## EXERCISE
Transcribe each record below word for word.
╭─ INPUT DATA
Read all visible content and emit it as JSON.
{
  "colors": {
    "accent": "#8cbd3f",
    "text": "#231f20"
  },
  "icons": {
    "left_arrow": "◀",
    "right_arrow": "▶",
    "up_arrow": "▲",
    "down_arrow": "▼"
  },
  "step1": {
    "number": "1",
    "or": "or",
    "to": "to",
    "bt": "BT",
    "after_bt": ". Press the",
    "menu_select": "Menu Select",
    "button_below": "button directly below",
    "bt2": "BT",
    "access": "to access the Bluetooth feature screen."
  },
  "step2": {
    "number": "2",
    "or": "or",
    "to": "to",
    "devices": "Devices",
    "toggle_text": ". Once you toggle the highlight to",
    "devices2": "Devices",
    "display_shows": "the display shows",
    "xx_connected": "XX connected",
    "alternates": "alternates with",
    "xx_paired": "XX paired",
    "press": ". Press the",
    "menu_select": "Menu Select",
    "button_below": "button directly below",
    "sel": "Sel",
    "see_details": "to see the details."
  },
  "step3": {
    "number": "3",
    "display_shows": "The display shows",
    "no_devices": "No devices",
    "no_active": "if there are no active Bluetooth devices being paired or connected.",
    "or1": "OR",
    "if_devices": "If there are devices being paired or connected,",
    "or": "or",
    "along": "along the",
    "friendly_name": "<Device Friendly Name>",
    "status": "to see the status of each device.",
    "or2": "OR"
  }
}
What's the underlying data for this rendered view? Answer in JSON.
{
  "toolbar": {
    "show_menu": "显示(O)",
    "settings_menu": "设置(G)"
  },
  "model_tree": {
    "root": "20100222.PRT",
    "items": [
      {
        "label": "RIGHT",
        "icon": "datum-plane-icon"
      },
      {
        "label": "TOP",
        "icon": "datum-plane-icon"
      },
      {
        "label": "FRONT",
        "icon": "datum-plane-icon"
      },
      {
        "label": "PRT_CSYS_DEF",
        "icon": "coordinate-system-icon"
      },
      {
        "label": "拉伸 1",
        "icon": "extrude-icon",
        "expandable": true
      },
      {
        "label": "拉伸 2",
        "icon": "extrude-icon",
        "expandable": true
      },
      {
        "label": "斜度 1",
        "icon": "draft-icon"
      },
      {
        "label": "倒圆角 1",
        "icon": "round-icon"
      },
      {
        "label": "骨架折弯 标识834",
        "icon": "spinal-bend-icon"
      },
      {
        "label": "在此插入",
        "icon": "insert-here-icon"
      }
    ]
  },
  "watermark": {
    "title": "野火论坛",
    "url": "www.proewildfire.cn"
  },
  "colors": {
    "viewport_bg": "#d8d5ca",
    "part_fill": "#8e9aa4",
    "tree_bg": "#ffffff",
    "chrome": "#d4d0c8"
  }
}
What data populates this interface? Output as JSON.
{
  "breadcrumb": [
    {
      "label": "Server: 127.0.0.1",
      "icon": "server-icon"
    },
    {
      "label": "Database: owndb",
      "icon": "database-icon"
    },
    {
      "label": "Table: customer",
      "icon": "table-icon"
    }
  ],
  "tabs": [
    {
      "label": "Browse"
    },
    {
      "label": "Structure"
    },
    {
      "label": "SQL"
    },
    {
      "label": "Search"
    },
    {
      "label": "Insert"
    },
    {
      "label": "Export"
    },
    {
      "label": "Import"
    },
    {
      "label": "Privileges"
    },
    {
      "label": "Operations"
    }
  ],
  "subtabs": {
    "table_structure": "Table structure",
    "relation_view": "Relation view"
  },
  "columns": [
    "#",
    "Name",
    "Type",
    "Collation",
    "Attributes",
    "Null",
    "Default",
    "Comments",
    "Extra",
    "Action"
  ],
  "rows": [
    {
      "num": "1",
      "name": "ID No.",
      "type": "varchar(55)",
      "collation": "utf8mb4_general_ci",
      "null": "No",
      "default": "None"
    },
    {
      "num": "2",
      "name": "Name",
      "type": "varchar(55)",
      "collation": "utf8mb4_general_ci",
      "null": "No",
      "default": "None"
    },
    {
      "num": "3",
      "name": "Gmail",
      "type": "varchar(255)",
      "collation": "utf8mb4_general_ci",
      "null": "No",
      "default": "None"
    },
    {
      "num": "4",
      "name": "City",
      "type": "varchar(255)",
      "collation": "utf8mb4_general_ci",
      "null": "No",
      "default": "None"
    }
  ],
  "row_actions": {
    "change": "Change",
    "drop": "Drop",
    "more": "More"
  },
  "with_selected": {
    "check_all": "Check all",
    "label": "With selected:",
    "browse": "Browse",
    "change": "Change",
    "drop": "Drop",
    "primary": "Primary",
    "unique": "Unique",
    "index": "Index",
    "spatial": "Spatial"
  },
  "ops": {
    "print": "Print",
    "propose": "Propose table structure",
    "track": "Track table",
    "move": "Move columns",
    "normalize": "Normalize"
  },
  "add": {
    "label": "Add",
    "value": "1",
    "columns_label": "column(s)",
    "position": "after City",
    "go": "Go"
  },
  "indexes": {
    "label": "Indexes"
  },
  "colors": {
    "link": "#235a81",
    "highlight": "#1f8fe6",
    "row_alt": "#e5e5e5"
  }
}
╰─
## ANSWER
Read all visible content and emit it as JSON.
{
  "colors": {
    "accent": "#8cbd3f",
    "text": "#231f20"
  },
  "icons": {
    "left_arrow": "◀",
    "right_arrow": "▶",
    "up_arrow": "▲",
    "down_arrow": "▼"
  },
  "step1": {
    "number": "1",
    "or": "or",
    "to": "to",
    "bt": "BT",
    "after_bt": ". Press the",
    "menu_select": "Menu Select",
    "button_below": "button directly below",
    "bt2": "BT",
    "access": "to access the Bluetooth feature screen."
  },
  "step2": {
    "number": "2",
    "or": "or",
    "to": "to",
    "devices": "Devices",
    "toggle_text": ". Once you toggle the highlight to",
    "devices2": "Devices",
    "display_shows": "the display shows",
    "xx_connected": "XX connected",
    "alternates": "alternates with",
    "xx_paired": "XX paired",
    "press": ". Press the",
    "menu_select": "Menu Select",
    "button_below": "button directly below",
    "sel": "Sel",
    "see_details": "to see the details."
  },
  "step3": {
    "number": "3",
    "display_shows": "The display shows",
    "no_devices": "No devices",
    "no_active": "if there are no active Bluetooth devices being paired or connected.",
    "or1": "OR",
    "if_devices": "If there are devices being paired or connected,",
    "or": "or",
    "along": "along the",
    "friendly_name": "<Device Friendly Name>",
    "status": "to see the status of each device.",
    "or2": "OR"
  }
}
What's the underlying data for this rendered view? Answer in JSON.
{
  "toolbar": {
    "show_menu": "显示(O)",
    "settings_menu": "设置(G)"
  },
  "model_tree": {
    "root": "20100222.PRT",
    "items": [
      {
        "label": "RIGHT",
        "icon": "datum-plane-icon"
      },
      {
        "label": "TOP",
        "icon": "datum-plane-icon"
      },
      {
        "label": "FRONT",
        "icon": "datum-plane-icon"
      },
      {
        "label": "PRT_CSYS_DEF",
        "icon": "coordinate-system-icon"
      },
      {
        "label": "拉伸 1",
        "icon": "extrude-icon",
        "expandable": true
      },
      {
        "label": "拉伸 2",
        "icon": "extrude-icon",
        "expandable": true
      },
      {
        "label": "斜度 1",
        "icon": "draft-icon"
      },
      {
        "label": "倒圆角 1",
        "icon": "round-icon"
      },
      {
        "label": "骨架折弯 标识834",
        "icon": "spinal-bend-icon"
      },
      {
        "label": "在此插入",
        "icon": "insert-here-icon"
      }
    ]
  },
  "watermark": {
    "title": "野火论坛",
    "url": "www.proewildfire.cn"
  },
  "colors": {
    "viewport_bg": "#d8d5ca",
    "part_fill": "#8e9aa4",
    "tree_bg": "#ffffff",
    "chrome": "#d4d0c8"
  }
}
What data populates this interface? Output as JSON.
{
  "breadcrumb": [
    {
      "label": "Server: 127.0.0.1",
      "icon": "server-icon"
    },
    {
      "label": "Database: owndb",
      "icon": "database-icon"
    },
    {
      "label": "Table: customer",
      "icon": "table-icon"
    }
  ],
  "tabs": [
    {
      "label": "Browse"
    },
    {
      "label": "Structure"
    },
    {
      "label": "SQL"
    },
    {
      "label": "Search"
    },
    {
      "label": "Insert"
    },
    {
      "label": "Export"
    },
    {
      "label": "Import"
    },
    {
      "label": "Privileges"
    },
    {
      "label": "Operations"
    }
  ],
  "subtabs": {
    "table_structure": "Table structure",
    "relation_view": "Relation view"
  },
  "columns": [
    "#",
    "Name",
    "Type",
    "Collation",
    "Attributes",
    "Null",
    "Default",
    "Comments",
    "Extra",
    "Action"
  ],
  "rows": [
    {
      "num": "1",
      "name": "ID No.",
      "type": "varchar(55)",
      "collation": "utf8mb4_general_ci",
      "null": "No",
      "default": "None"
    },
    {
      "num": "2",
      "name": "Name",
      "type": "varchar(55)",
      "collation": "utf8mb4_general_ci",
      "null": "No",
      "default": "None"
    },
    {
      "num": "3",
      "name": "Gmail",
      "type": "varchar(255)",
      "collation": "utf8mb4_general_ci",
      "null": "No",
      "default": "None"
    },
    {
      "num": "4",
      "name": "City",
      "type": "varchar(255)",
      "collation": "utf8mb4_general_ci",
      "null": "No",
      "default": "None"
    }
  ],
  "row_actions": {
    "change": "Change",
    "drop": "Drop",
    "more": "More"
  },
  "with_selected": {
    "check_all": "Check all",
    "label": "With selected:",
    "browse": "Browse",
    "change": "Change",
    "drop": "Drop",
    "primary": "Primary",
    "unique": "Unique",
    "index": "Index",
    "spatial": "Spatial"
  },
  "ops": {
    "print": "Print",
    "propose": "Propose table structure",
    "track": "Track table",
    "move": "Move columns",
    "normalize": "Normalize"
  },
  "add": {
    "label": "Add",
    "value": "1",
    "columns_label": "column(s)",
    "position": "after City",
    "go": "Go"
  },
  "indexes": {
    "label": "Indexes"
  },
  "colors": {
    "link": "#235a81",
    "highlight": "#1f8fe6",
    "row_alt": "#e5e5e5"
  }
}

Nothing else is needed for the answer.